> **Fragmento seleccionado**
___

En principio, es bueno dejarse guiar por las indicaciones que suministra el mismo autor acerca del arreglo y secuencia de sus libros. Lo hace con cierta prolijidad en más de una ocasión, especialmente en la contraportada de Reunión bajo las mismas banderas (1985) y en una nota preliminar a la suma poética que constituye Oficio de clausura (recitativos), de 2011. En la primera declara que toda su poesía anterior, la que empieza a publicar en 1969, queda recogida en Marzo, de 1985; en la última, presenta la serie cronológica de sus poemas como la forma definitiva que debe asumir su obra integral. En el nuevo libro, el de 2011, la ordenación cronológica va precedida de poemas muy tempranos, que datan de la década del 50. Esta redistribución constante de los poemas en el corpus no deja de presentar problemas y exige, por lo tanto, una observación preliminar.
Es indudable que los puntos de inflexión de esta abundante aventura poética son los años 1985 y 2011/2012. Esto resulta incuestionable tanto por la voluntad confirmada del autor, como por lo que sugiere la lectura misma de los poemas. El viaje creador de Giordano se articularía entonces en dos momentos clave, uno retrospectivo y prospectivo a la vez, otro totalmente de “clausura”, como dice literalmente uno de sus libros terminales. Uno es un mirador hacia atrás y hacia adelante, el otro corresponde al testamento de toda una vida dedicada la escritura.

___

> **Filas de datos**
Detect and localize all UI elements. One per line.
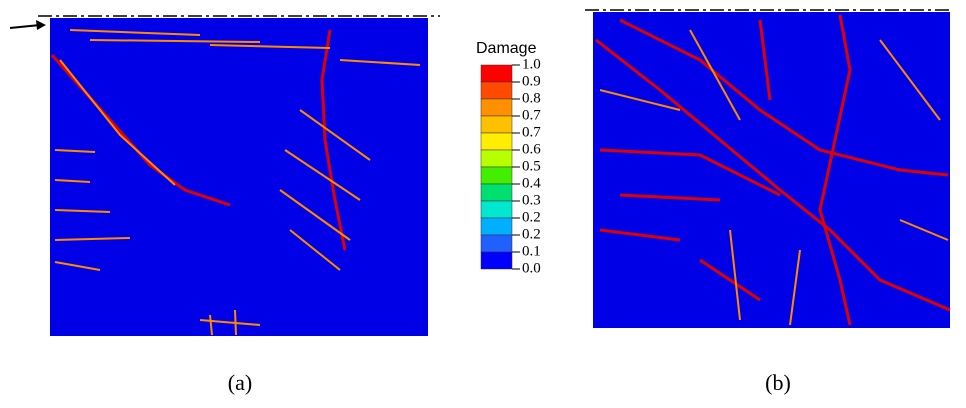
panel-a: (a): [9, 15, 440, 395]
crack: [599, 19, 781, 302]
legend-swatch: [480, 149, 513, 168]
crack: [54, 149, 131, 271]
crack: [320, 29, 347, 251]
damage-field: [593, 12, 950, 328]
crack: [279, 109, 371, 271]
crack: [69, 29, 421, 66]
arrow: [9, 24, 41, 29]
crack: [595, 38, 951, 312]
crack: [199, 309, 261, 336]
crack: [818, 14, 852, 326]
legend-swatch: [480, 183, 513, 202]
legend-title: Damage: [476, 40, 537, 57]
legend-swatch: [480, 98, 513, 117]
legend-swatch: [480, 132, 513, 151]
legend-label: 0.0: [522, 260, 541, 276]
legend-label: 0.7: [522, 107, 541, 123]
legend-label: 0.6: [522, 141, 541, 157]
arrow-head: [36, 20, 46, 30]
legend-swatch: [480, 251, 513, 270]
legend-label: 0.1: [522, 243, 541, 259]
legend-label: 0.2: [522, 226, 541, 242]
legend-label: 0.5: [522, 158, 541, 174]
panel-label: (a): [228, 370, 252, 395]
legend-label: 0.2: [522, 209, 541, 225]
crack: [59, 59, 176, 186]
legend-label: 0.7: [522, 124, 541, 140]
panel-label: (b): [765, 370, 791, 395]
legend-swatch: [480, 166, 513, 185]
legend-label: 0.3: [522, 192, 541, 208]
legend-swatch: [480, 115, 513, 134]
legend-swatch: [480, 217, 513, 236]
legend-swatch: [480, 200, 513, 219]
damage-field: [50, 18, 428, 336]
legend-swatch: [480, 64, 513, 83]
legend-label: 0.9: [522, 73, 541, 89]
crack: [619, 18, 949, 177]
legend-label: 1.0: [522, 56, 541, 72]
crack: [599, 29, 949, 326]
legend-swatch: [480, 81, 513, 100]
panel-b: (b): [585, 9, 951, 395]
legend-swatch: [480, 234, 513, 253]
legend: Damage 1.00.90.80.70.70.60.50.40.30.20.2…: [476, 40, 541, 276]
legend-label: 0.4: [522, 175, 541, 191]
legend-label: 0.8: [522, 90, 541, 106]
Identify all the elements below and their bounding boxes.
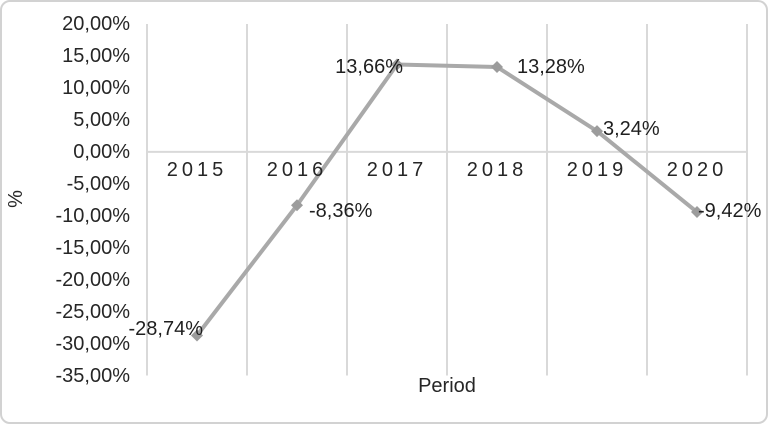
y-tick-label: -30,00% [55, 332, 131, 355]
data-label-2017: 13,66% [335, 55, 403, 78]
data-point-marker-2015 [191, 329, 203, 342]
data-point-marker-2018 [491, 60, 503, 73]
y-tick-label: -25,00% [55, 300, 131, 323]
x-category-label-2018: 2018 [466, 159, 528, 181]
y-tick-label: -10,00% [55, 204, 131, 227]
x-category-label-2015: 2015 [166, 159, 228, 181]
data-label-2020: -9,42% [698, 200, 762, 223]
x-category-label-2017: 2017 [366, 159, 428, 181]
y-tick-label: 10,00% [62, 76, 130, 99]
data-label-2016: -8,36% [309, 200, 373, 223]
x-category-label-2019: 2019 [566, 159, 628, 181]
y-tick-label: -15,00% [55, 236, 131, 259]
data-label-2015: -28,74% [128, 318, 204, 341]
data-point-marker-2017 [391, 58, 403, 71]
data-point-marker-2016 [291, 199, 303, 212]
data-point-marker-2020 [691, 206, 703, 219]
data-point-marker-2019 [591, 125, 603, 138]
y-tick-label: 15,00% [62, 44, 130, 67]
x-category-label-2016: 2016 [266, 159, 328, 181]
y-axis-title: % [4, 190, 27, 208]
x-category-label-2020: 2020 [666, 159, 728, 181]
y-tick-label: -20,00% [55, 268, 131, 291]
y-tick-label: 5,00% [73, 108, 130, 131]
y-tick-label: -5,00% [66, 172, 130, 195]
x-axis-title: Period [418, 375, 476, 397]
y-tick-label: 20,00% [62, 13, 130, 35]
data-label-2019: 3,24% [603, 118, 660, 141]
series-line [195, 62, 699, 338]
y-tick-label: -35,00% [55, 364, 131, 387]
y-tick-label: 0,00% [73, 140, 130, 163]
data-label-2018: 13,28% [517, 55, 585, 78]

___

> **Consigna 1**
Resume en dos oraciones el fragmento sobre la poesía de Giordano.
> **Consigna 2**
Por favor, transcribe del fragmento sobre la poesía de Giordano el pasaje comprendido entre "En principio, es" y "una observación preliminar.", ambos incluidos.

> **Solución 1**
El autor indica el orden de sus libros en la contraportada de Reunión bajo las mismas banderas (1985), donde declara que Marzo recoge toda su poesía anterior, y en una nota preliminar a Oficio de clausura (recitativos), de 2011, donde presenta la serie cronológica de sus poemas como la forma definitiva de su obra. Los años 1985 y 2011/2012 son los puntos de inflexión de esa trayectoria: el primero mira hacia atrás y hacia adelante, y el segundo es el testamento de toda una vida dedicada a la escritura.

> **Solución 2**
En principio, es bueno dejarse guiar por las indicaciones que suministra el mismo autor acerca del arreglo y secuencia de sus libros. Lo hace con cierta prolijidad en más de una ocasión, especialmente en la contraportada de Reunión bajo las mismas banderas (1985) y en una nota preliminar a la suma poética que constituye Oficio de clausura (recitativos), de 2011. En la primera declara que toda su poesía anterior, la que empieza a publicar en 1969, queda recogida en Marzo, de 1985; en la última, presenta la serie cronológica de sus poemas como la forma definitiva que debe asumir su obra integral. En el nuevo libro, el de 2011, la ordenación cronológica va precedida de poemas muy tempranos, que datan de la década del 50. Esta redistribución constante de los poemas en el corpus no deja de presentar problemas y exige, por lo tanto, una observación preliminar.